[Collected data]
<<<<
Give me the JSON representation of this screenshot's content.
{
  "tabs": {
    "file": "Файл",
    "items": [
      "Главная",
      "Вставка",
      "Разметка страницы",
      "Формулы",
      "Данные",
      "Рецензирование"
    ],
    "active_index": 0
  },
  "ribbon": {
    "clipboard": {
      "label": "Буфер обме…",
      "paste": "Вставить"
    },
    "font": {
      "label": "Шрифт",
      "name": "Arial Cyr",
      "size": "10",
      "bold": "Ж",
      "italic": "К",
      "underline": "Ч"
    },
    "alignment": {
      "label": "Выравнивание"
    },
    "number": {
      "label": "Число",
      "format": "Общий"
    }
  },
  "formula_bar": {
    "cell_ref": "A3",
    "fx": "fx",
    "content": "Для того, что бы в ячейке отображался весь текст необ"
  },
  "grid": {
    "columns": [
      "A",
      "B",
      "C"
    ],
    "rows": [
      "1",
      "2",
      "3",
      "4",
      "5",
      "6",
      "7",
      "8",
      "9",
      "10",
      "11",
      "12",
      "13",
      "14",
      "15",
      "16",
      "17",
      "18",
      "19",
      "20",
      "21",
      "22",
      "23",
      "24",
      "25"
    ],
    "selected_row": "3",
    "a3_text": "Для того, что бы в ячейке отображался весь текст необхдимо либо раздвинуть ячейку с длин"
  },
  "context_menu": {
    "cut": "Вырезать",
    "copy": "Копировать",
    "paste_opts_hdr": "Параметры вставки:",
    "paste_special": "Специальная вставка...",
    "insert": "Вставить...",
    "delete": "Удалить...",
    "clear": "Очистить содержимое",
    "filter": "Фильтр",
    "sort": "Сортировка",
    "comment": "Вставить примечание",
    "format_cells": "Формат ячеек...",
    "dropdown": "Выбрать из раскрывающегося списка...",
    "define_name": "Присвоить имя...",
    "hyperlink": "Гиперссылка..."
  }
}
>>>>
TASK DETAILS: Show every line where the string "текст" appears.

FULL ANSWER:
    "content": "Для того, что бы в ячейке отображался весь текст необ"
    "a3_text": "Для того, что бы в ячейке отображался весь текст необхдимо либо раздвинуть ячейку с длин"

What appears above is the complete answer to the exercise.